[Figure data in JSON]
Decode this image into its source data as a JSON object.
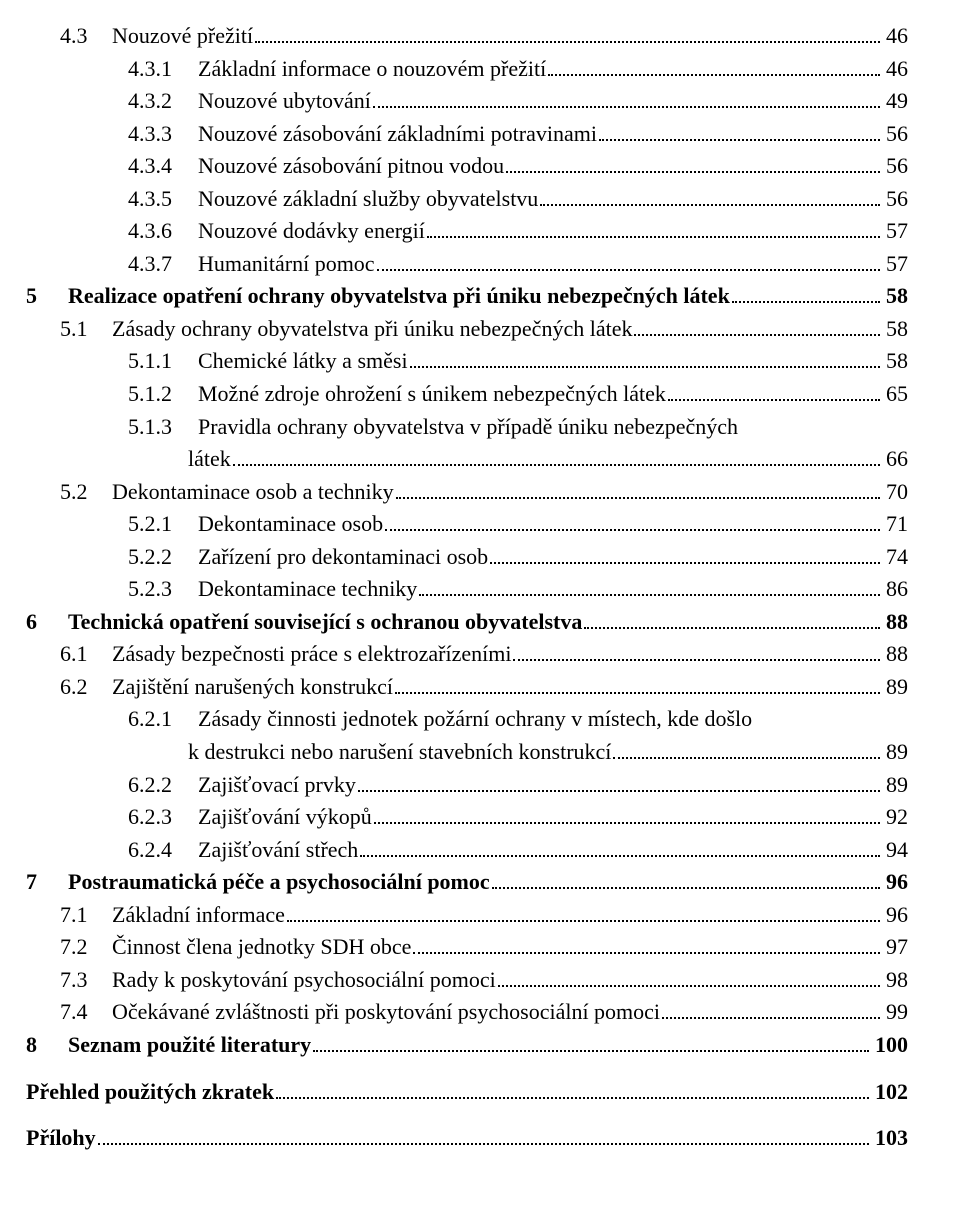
{
  "lines": [
    {
      "cls": "indent-a",
      "num": "4.3",
      "numcls": "num-col-a",
      "text": "Nouzové přežití",
      "page": "46"
    },
    {
      "cls": "indent-b",
      "num": "4.3.1",
      "numcls": "num-col-b",
      "text": "Základní informace o nouzovém přežití",
      "page": "46"
    },
    {
      "cls": "indent-b",
      "num": "4.3.2",
      "numcls": "num-col-b",
      "text": "Nouzové ubytování",
      "page": "49"
    },
    {
      "cls": "indent-b",
      "num": "4.3.3",
      "numcls": "num-col-b",
      "text": "Nouzové zásobování základními potravinami",
      "page": "56"
    },
    {
      "cls": "indent-b",
      "num": "4.3.4",
      "numcls": "num-col-b",
      "text": "Nouzové zásobování pitnou vodou",
      "page": "56"
    },
    {
      "cls": "indent-b",
      "num": "4.3.5",
      "numcls": "num-col-b",
      "text": "Nouzové základní služby obyvatelstvu",
      "page": "56"
    },
    {
      "cls": "indent-b",
      "num": "4.3.6",
      "numcls": "num-col-b",
      "text": "Nouzové dodávky energií",
      "page": "57"
    },
    {
      "cls": "indent-b",
      "num": "4.3.7",
      "numcls": "num-col-b",
      "text": "Humanitární pomoc",
      "page": "57"
    },
    {
      "cls": "indent-ch bold",
      "num": "5",
      "numcls": "num-col-ch",
      "text": "Realizace opatření ochrany obyvatelstva při úniku nebezpečných látek",
      "page": "58"
    },
    {
      "cls": "indent-a",
      "num": "5.1",
      "numcls": "num-col-a",
      "text": "Zásady ochrany obyvatelstva při úniku nebezpečných látek",
      "page": "58"
    },
    {
      "cls": "indent-b",
      "num": "5.1.1",
      "numcls": "num-col-b",
      "text": "Chemické látky a směsi",
      "page": "58"
    },
    {
      "cls": "indent-b",
      "num": "5.1.2",
      "numcls": "num-col-b",
      "text": "Možné zdroje ohrožení s únikem nebezpečných látek",
      "page": "65"
    },
    {
      "cls": "indent-b",
      "num": "5.1.3",
      "numcls": "num-col-b",
      "text": "Pravidla ochrany obyvatelstva v případě úniku nebezpečných",
      "nopage": true
    },
    {
      "cls": "indent-b2",
      "text": "látek",
      "page": "66"
    },
    {
      "cls": "indent-a",
      "num": "5.2",
      "numcls": "num-col-a",
      "text": "Dekontaminace osob a techniky",
      "page": "70"
    },
    {
      "cls": "indent-b",
      "num": "5.2.1",
      "numcls": "num-col-b",
      "text": "Dekontaminace osob",
      "page": "71"
    },
    {
      "cls": "indent-b",
      "num": "5.2.2",
      "numcls": "num-col-b",
      "text": "Zařízení pro dekontaminaci osob",
      "page": "74"
    },
    {
      "cls": "indent-b",
      "num": "5.2.3",
      "numcls": "num-col-b",
      "text": "Dekontaminace techniky",
      "page": "86"
    },
    {
      "cls": "indent-ch bold",
      "num": "6",
      "numcls": "num-col-ch",
      "text": "Technická opatření související s ochranou obyvatelstva",
      "page": "88"
    },
    {
      "cls": "indent-a",
      "num": "6.1",
      "numcls": "num-col-a",
      "text": "Zásady bezpečnosti práce s elektrozařízeními",
      "page": "88"
    },
    {
      "cls": "indent-a",
      "num": "6.2",
      "numcls": "num-col-a",
      "text": "Zajištění narušených konstrukcí",
      "page": "89"
    },
    {
      "cls": "indent-b",
      "num": "6.2.1",
      "numcls": "num-col-b",
      "text": "Zásady činnosti jednotek požární ochrany v místech, kde došlo",
      "nopage": true
    },
    {
      "cls": "indent-b2",
      "text": "k destrukci nebo narušení stavebních konstrukcí",
      "page": "89"
    },
    {
      "cls": "indent-b",
      "num": "6.2.2",
      "numcls": "num-col-b",
      "text": "Zajišťovací prvky",
      "page": "89"
    },
    {
      "cls": "indent-b",
      "num": "6.2.3",
      "numcls": "num-col-b",
      "text": "Zajišťování výkopů",
      "page": "92"
    },
    {
      "cls": "indent-b",
      "num": "6.2.4",
      "numcls": "num-col-b",
      "text": "Zajišťování střech",
      "page": "94"
    },
    {
      "cls": "indent-ch bold",
      "num": "7",
      "numcls": "num-col-ch",
      "text": "Postraumatická péče a psychosociální pomoc",
      "page": "96"
    },
    {
      "cls": "indent-a",
      "num": "7.1",
      "numcls": "num-col-a",
      "text": "Základní informace",
      "page": "96"
    },
    {
      "cls": "indent-a",
      "num": "7.2",
      "numcls": "num-col-a",
      "text": "Činnost člena jednotky SDH obce",
      "page": "97"
    },
    {
      "cls": "indent-a",
      "num": "7.3",
      "numcls": "num-col-a",
      "text": "Rady k poskytování psychosociální pomoci",
      "page": "98"
    },
    {
      "cls": "indent-a",
      "num": "7.4",
      "numcls": "num-col-a",
      "text": "Očekávané zvláštnosti při poskytování psychosociální pomoci",
      "page": "99"
    },
    {
      "cls": "indent-ch bold",
      "num": "8",
      "numcls": "num-col-ch",
      "text": "Seznam použité literatury",
      "page": "100"
    },
    {
      "cls": "indent-ch bold gap-top-big",
      "text": "Přehled použitých zkratek",
      "page": "102"
    },
    {
      "cls": "indent-ch bold gap-top-big",
      "text": "Přílohy",
      "page": "103"
    }
  ]
}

Stated exercise >>
Copy every entry exactly as written. Pictures are excluded.

Result for this exercise >>
Decode this image into its source data as a JSON object.
{
  "lines": [
    {
      "cls": "indent-a",
      "num": "4.3",
      "numcls": "num-col-a",
      "text": "Nouzové přežití",
      "page": "46"
    },
    {
      "cls": "indent-b",
      "num": "4.3.1",
      "numcls": "num-col-b",
      "text": "Základní informace o nouzovém přežití",
      "page": "46"
    },
    {
      "cls": "indent-b",
      "num": "4.3.2",
      "numcls": "num-col-b",
      "text": "Nouzové ubytování",
      "page": "49"
    },
    {
      "cls": "indent-b",
      "num": "4.3.3",
      "numcls": "num-col-b",
      "text": "Nouzové zásobování základními potravinami",
      "page": "56"
    },
    {
      "cls": "indent-b",
      "num": "4.3.4",
      "numcls": "num-col-b",
      "text": "Nouzové zásobování pitnou vodou",
      "page": "56"
    },
    {
      "cls": "indent-b",
      "num": "4.3.5",
      "numcls": "num-col-b",
      "text": "Nouzové základní služby obyvatelstvu",
      "page": "56"
    },
    {
      "cls": "indent-b",
      "num": "4.3.6",
      "numcls": "num-col-b",
      "text": "Nouzové dodávky energií",
      "page": "57"
    },
    {
      "cls": "indent-b",
      "num": "4.3.7",
      "numcls": "num-col-b",
      "text": "Humanitární pomoc",
      "page": "57"
    },
    {
      "cls": "indent-ch bold",
      "num": "5",
      "numcls": "num-col-ch",
      "text": "Realizace opatření ochrany obyvatelstva při úniku nebezpečných látek",
      "page": "58"
    },
    {
      "cls": "indent-a",
      "num": "5.1",
      "numcls": "num-col-a",
      "text": "Zásady ochrany obyvatelstva při úniku nebezpečných látek",
      "page": "58"
    },
    {
      "cls": "indent-b",
      "num": "5.1.1",
      "numcls": "num-col-b",
      "text": "Chemické látky a směsi",
      "page": "58"
    },
    {
      "cls": "indent-b",
      "num": "5.1.2",
      "numcls": "num-col-b",
      "text": "Možné zdroje ohrožení s únikem nebezpečných látek",
      "page": "65"
    },
    {
      "cls": "indent-b",
      "num": "5.1.3",
      "numcls": "num-col-b",
      "text": "Pravidla ochrany obyvatelstva v případě úniku nebezpečných",
      "nopage": true
    },
    {
      "cls": "indent-b2",
      "text": "látek",
      "page": "66"
    },
    {
      "cls": "indent-a",
      "num": "5.2",
      "numcls": "num-col-a",
      "text": "Dekontaminace osob a techniky",
      "page": "70"
    },
    {
      "cls": "indent-b",
      "num": "5.2.1",
      "numcls": "num-col-b",
      "text": "Dekontaminace osob",
      "page": "71"
    },
    {
      "cls": "indent-b",
      "num": "5.2.2",
      "numcls": "num-col-b",
      "text": "Zařízení pro dekontaminaci osob",
      "page": "74"
    },
    {
      "cls": "indent-b",
      "num": "5.2.3",
      "numcls": "num-col-b",
      "text": "Dekontaminace techniky",
      "page": "86"
    },
    {
      "cls": "indent-ch bold",
      "num": "6",
      "numcls": "num-col-ch",
      "text": "Technická opatření související s ochranou obyvatelstva",
      "page": "88"
    },
    {
      "cls": "indent-a",
      "num": "6.1",
      "numcls": "num-col-a",
      "text": "Zásady bezpečnosti práce s elektrozařízeními",
      "page": "88"
    },
    {
      "cls": "indent-a",
      "num": "6.2",
      "numcls": "num-col-a",
      "text": "Zajištění narušených konstrukcí",
      "page": "89"
    },
    {
      "cls": "indent-b",
      "num": "6.2.1",
      "numcls": "num-col-b",
      "text": "Zásady činnosti jednotek požární ochrany v místech, kde došlo",
      "nopage": true
    },
    {
      "cls": "indent-b2",
      "text": "k destrukci nebo narušení stavebních konstrukcí",
      "page": "89"
    },
    {
      "cls": "indent-b",
      "num": "6.2.2",
      "numcls": "num-col-b",
      "text": "Zajišťovací prvky",
      "page": "89"
    },
    {
      "cls": "indent-b",
      "num": "6.2.3",
      "numcls": "num-col-b",
      "text": "Zajišťování výkopů",
      "page": "92"
    },
    {
      "cls": "indent-b",
      "num": "6.2.4",
      "numcls": "num-col-b",
      "text": "Zajišťování střech",
      "page": "94"
    },
    {
      "cls": "indent-ch bold",
      "num": "7",
      "numcls": "num-col-ch",
      "text": "Postraumatická péče a psychosociální pomoc",
      "page": "96"
    },
    {
      "cls": "indent-a",
      "num": "7.1",
      "numcls": "num-col-a",
      "text": "Základní informace",
      "page": "96"
    },
    {
      "cls": "indent-a",
      "num": "7.2",
      "numcls": "num-col-a",
      "text": "Činnost člena jednotky SDH obce",
      "page": "97"
    },
    {
      "cls": "indent-a",
      "num": "7.3",
      "numcls": "num-col-a",
      "text": "Rady k poskytování psychosociální pomoci",
      "page": "98"
    },
    {
      "cls": "indent-a",
      "num": "7.4",
      "numcls": "num-col-a",
      "text": "Očekávané zvláštnosti při poskytování psychosociální pomoci",
      "page": "99"
    },
    {
      "cls": "indent-ch bold",
      "num": "8",
      "numcls": "num-col-ch",
      "text": "Seznam použité literatury",
      "page": "100"
    },
    {
      "cls": "indent-ch bold gap-top-big",
      "text": "Přehled použitých zkratek",
      "page": "102"
    },
    {
      "cls": "indent-ch bold gap-top-big",
      "text": "Přílohy",
      "page": "103"
    }
  ]
}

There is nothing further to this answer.